◆ What this task involves
Please print every record below exactly as it appears.

(Dataset items)
*****
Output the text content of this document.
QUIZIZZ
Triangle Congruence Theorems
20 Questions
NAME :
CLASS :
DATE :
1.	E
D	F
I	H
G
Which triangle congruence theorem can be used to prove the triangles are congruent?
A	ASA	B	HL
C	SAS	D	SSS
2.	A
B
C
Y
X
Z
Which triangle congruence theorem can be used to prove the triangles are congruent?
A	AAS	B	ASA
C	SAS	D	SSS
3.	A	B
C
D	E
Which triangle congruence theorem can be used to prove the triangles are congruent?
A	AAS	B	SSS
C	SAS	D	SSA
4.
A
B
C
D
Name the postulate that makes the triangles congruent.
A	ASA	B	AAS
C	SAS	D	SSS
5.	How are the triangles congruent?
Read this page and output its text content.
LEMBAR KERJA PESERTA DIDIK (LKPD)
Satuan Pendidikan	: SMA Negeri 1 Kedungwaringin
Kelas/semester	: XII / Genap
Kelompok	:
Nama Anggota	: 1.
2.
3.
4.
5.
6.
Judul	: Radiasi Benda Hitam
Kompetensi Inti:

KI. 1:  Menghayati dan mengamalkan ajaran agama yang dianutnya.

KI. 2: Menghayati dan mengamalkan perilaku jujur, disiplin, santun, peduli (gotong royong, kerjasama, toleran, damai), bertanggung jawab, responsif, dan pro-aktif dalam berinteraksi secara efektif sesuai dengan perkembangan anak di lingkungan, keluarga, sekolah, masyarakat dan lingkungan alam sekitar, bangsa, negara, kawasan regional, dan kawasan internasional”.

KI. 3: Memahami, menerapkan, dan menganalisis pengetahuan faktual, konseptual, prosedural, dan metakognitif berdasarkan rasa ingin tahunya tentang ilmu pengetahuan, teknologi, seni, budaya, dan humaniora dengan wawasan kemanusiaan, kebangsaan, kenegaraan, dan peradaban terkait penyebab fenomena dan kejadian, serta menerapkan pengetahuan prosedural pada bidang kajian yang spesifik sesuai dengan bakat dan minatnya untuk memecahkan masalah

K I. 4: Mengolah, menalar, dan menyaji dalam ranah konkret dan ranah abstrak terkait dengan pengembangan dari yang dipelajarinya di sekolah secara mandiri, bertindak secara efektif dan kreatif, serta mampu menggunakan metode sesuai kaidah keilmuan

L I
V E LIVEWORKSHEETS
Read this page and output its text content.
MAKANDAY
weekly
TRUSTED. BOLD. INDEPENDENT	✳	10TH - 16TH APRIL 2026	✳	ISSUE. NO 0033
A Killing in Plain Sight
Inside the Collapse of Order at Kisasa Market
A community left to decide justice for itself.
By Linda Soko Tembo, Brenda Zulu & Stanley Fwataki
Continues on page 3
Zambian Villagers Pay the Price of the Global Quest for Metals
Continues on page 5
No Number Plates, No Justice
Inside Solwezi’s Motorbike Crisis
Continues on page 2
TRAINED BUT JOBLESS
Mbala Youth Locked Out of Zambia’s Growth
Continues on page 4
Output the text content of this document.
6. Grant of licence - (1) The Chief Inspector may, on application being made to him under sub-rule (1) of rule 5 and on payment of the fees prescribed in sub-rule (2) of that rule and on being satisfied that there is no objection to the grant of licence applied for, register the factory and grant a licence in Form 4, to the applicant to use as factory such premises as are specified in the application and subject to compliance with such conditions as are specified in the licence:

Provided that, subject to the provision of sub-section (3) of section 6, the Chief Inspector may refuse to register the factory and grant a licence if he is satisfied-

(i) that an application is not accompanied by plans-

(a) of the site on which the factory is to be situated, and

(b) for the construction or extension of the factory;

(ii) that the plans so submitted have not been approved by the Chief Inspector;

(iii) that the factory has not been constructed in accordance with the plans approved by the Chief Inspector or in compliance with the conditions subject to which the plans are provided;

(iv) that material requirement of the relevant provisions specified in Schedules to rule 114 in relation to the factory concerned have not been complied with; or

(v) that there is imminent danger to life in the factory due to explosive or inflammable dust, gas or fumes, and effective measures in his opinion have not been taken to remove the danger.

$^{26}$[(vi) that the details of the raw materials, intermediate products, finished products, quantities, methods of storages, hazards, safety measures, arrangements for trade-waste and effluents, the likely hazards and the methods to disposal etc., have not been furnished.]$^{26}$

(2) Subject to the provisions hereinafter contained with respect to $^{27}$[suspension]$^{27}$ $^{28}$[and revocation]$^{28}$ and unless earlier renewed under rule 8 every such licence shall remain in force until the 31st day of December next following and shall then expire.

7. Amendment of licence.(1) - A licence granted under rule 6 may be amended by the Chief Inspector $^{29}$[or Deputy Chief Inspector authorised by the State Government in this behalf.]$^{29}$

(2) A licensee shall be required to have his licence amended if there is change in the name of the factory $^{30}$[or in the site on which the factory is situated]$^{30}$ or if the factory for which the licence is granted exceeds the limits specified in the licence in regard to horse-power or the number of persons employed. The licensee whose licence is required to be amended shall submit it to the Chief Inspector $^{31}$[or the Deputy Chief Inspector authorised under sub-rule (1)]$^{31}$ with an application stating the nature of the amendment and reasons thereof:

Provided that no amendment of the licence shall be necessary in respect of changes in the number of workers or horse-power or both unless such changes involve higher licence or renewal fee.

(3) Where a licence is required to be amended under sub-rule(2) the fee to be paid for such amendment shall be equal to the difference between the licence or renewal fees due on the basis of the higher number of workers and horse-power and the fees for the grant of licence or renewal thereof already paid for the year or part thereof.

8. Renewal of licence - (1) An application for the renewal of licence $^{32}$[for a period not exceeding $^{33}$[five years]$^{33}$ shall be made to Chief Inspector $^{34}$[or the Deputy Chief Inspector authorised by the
*****
◆ Task result
Output the text content of this document.
QUIZIZZ
Triangle Congruence Theorems
20 Questions
NAME :
CLASS :
DATE :
1.	E
D	F
I	H
G
Which triangle congruence theorem can be used to prove the triangles are congruent?
A	ASA	B	HL
C	SAS	D	SSS
2.	A
B
C
Y
X
Z
Which triangle congruence theorem can be used to prove the triangles are congruent?
A	AAS	B	ASA
C	SAS	D	SSS
3.	A	B
C
D	E
Which triangle congruence theorem can be used to prove the triangles are congruent?
A	AAS	B	SSS
C	SAS	D	SSA
4.
A
B
C
D
Name the postulate that makes the triangles congruent.
A	ASA	B	AAS
C	SAS	D	SSS
5.	How are the triangles congruent?
Read this page and output its text content.
LEMBAR KERJA PESERTA DIDIK (LKPD)
Satuan Pendidikan	: SMA Negeri 1 Kedungwaringin
Kelas/semester	: XII / Genap
Kelompok	:
Nama Anggota	: 1.
2.
3.
4.
5.
6.
Judul	: Radiasi Benda Hitam
Kompetensi Inti:

KI. 1:  Menghayati dan mengamalkan ajaran agama yang dianutnya.

KI. 2: Menghayati dan mengamalkan perilaku jujur, disiplin, santun, peduli (gotong royong, kerjasama, toleran, damai), bertanggung jawab, responsif, dan pro-aktif dalam berinteraksi secara efektif sesuai dengan perkembangan anak di lingkungan, keluarga, sekolah, masyarakat dan lingkungan alam sekitar, bangsa, negara, kawasan regional, dan kawasan internasional”.

KI. 3: Memahami, menerapkan, dan menganalisis pengetahuan faktual, konseptual, prosedural, dan metakognitif berdasarkan rasa ingin tahunya tentang ilmu pengetahuan, teknologi, seni, budaya, dan humaniora dengan wawasan kemanusiaan, kebangsaan, kenegaraan, dan peradaban terkait penyebab fenomena dan kejadian, serta menerapkan pengetahuan prosedural pada bidang kajian yang spesifik sesuai dengan bakat dan minatnya untuk memecahkan masalah

K I. 4: Mengolah, menalar, dan menyaji dalam ranah konkret dan ranah abstrak terkait dengan pengembangan dari yang dipelajarinya di sekolah secara mandiri, bertindak secara efektif dan kreatif, serta mampu menggunakan metode sesuai kaidah keilmuan

L I
V E LIVEWORKSHEETS
Read this page and output its text content.
MAKANDAY
weekly
TRUSTED. BOLD. INDEPENDENT	✳	10TH - 16TH APRIL 2026	✳	ISSUE. NO 0033
A Killing in Plain Sight
Inside the Collapse of Order at Kisasa Market
A community left to decide justice for itself.
By Linda Soko Tembo, Brenda Zulu & Stanley Fwataki
Continues on page 3
Zambian Villagers Pay the Price of the Global Quest for Metals
Continues on page 5
No Number Plates, No Justice
Inside Solwezi’s Motorbike Crisis
Continues on page 2
TRAINED BUT JOBLESS
Mbala Youth Locked Out of Zambia’s Growth
Continues on page 4
Output the text content of this document.
6. Grant of licence - (1) The Chief Inspector may, on application being made to him under sub-rule (1) of rule 5 and on payment of the fees prescribed in sub-rule (2) of that rule and on being satisfied that there is no objection to the grant of licence applied for, register the factory and grant a licence in Form 4, to the applicant to use as factory such premises as are specified in the application and subject to compliance with such conditions as are specified in the licence:

Provided that, subject to the provision of sub-section (3) of section 6, the Chief Inspector may refuse to register the factory and grant a licence if he is satisfied-

(i) that an application is not accompanied by plans-

(a) of the site on which the factory is to be situated, and

(b) for the construction or extension of the factory;

(ii) that the plans so submitted have not been approved by the Chief Inspector;

(iii) that the factory has not been constructed in accordance with the plans approved by the Chief Inspector or in compliance with the conditions subject to which the plans are provided;

(iv) that material requirement of the relevant provisions specified in Schedules to rule 114 in relation to the factory concerned have not been complied with; or

(v) that there is imminent danger to life in the factory due to explosive or inflammable dust, gas or fumes, and effective measures in his opinion have not been taken to remove the danger.

$^{26}$[(vi) that the details of the raw materials, intermediate products, finished products, quantities, methods of storages, hazards, safety measures, arrangements for trade-waste and effluents, the likely hazards and the methods to disposal etc., have not been furnished.]$^{26}$

(2) Subject to the provisions hereinafter contained with respect to $^{27}$[suspension]$^{27}$ $^{28}$[and revocation]$^{28}$ and unless earlier renewed under rule 8 every such licence shall remain in force until the 31st day of December next following and shall then expire.

7. Amendment of licence.(1) - A licence granted under rule 6 may be amended by the Chief Inspector $^{29}$[or Deputy Chief Inspector authorised by the State Government in this behalf.]$^{29}$

(2) A licensee shall be required to have his licence amended if there is change in the name of the factory $^{30}$[or in the site on which the factory is situated]$^{30}$ or if the factory for which the licence is granted exceeds the limits specified in the licence in regard to horse-power or the number of persons employed. The licensee whose licence is required to be amended shall submit it to the Chief Inspector $^{31}$[or the Deputy Chief Inspector authorised under sub-rule (1)]$^{31}$ with an application stating the nature of the amendment and reasons thereof:

Provided that no amendment of the licence shall be necessary in respect of changes in the number of workers or horse-power or both unless such changes involve higher licence or renewal fee.

(3) Where a licence is required to be amended under sub-rule(2) the fee to be paid for such amendment shall be equal to the difference between the licence or renewal fees due on the basis of the higher number of workers and horse-power and the fees for the grant of licence or renewal thereof already paid for the year or part thereof.

8. Renewal of licence - (1) An application for the renewal of licence $^{32}$[for a period not exceeding $^{33}$[five years]$^{33}$ shall be made to Chief Inspector $^{34}$[or the Deputy Chief Inspector authorised by the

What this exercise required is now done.